- Job -
Word for word, copy all the data and drop the pictures.

— Start of Material —

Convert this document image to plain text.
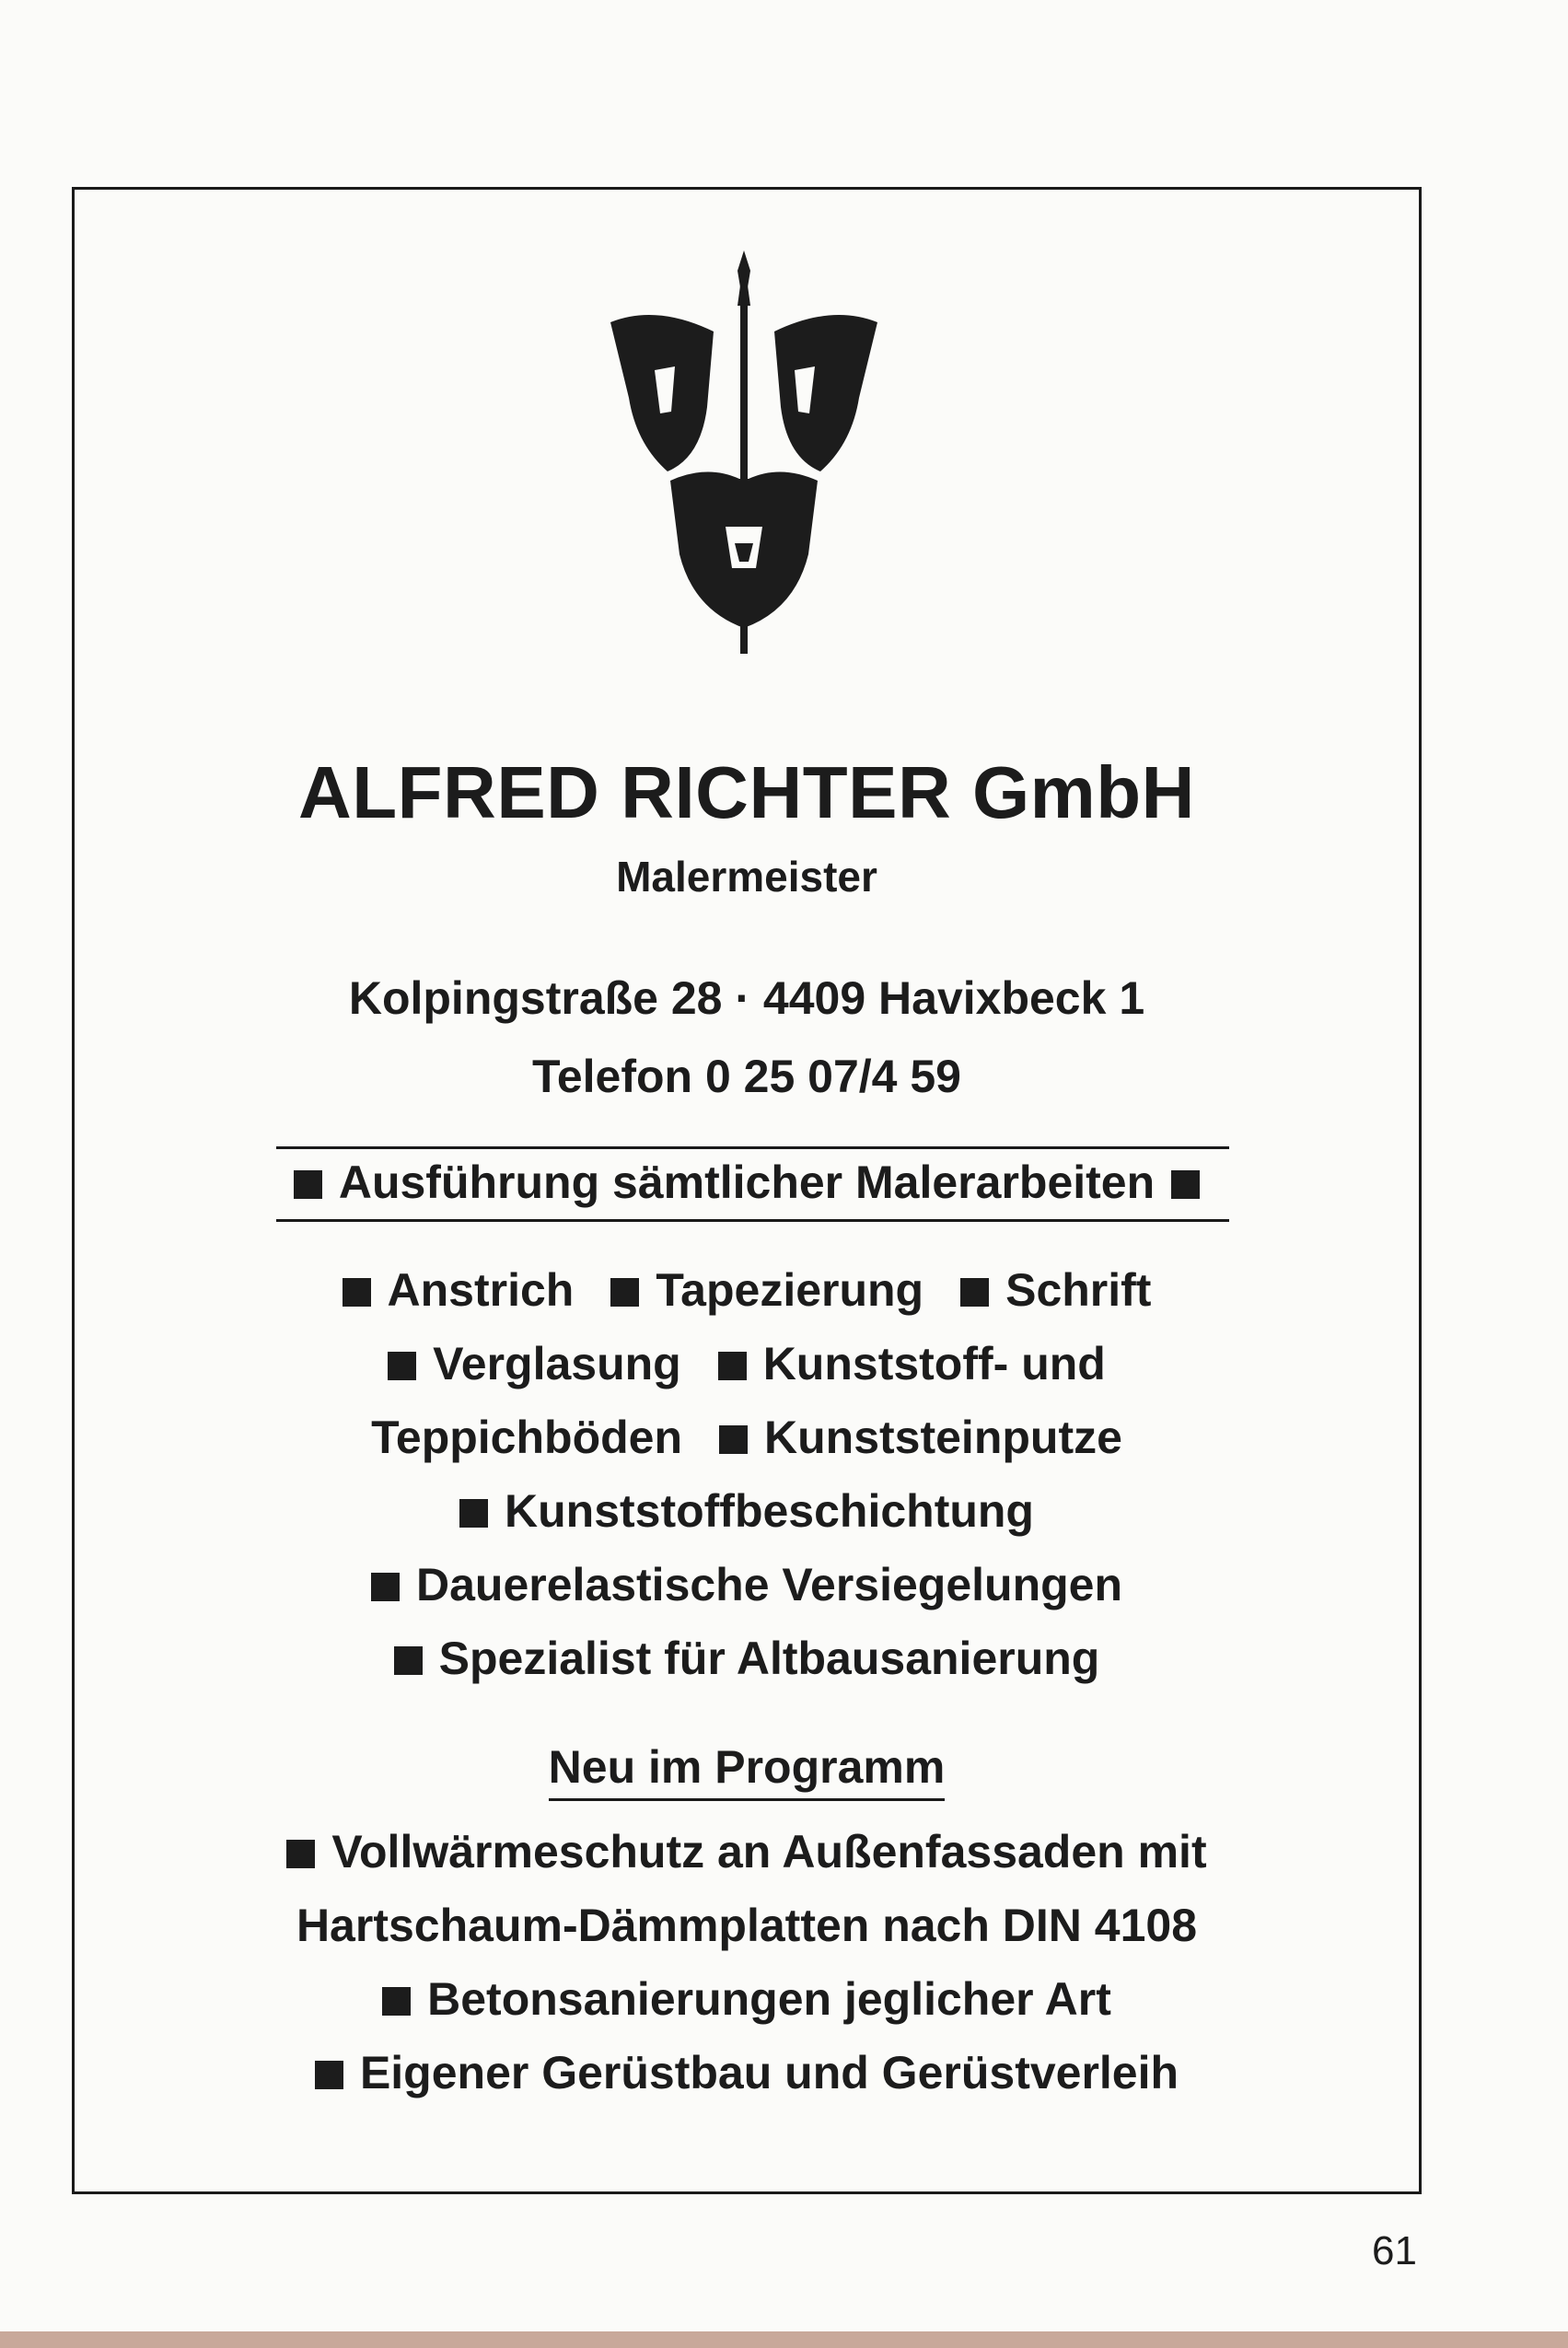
ALFRED RICHTER GmbH

Malermeister

Kolpingstraße 28 · 4409 Havixbeck 1

Telefon 0 25 07/4 59

Ausführung sämtlicher Malerarbeiten

Anstrich Tapezierung Schrift

Verglasung Kunststoff- und

Teppichböden Kunststeinputze

Kunststoffbeschichtung

Dauerelastische Versiegelungen

Spezialist für Altbausanierung

Neu im Programm

Vollwärmeschutz an Außenfassaden mit

Hartschaum-Dämmplatten nach DIN 4108

Betonsanierungen jeglicher Art

Eigener Gerüstbau und Gerüstverleih

61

— End of Material —

- Final result -
Convert this document image to plain text.
ALFRED RICHTER GmbH

Malermeister

Kolpingstraße 28 · 4409 Havixbeck 1

Telefon 0 25 07/4 59

Ausführung sämtlicher Malerarbeiten

Anstrich Tapezierung Schrift

Verglasung Kunststoff- und

Teppichböden Kunststeinputze

Kunststoffbeschichtung

Dauerelastische Versiegelungen

Spezialist für Altbausanierung

Neu im Programm

Vollwärmeschutz an Außenfassaden mit

Hartschaum-Dämmplatten nach DIN 4108

Betonsanierungen jeglicher Art

Eigener Gerüstbau und Gerüstverleih

61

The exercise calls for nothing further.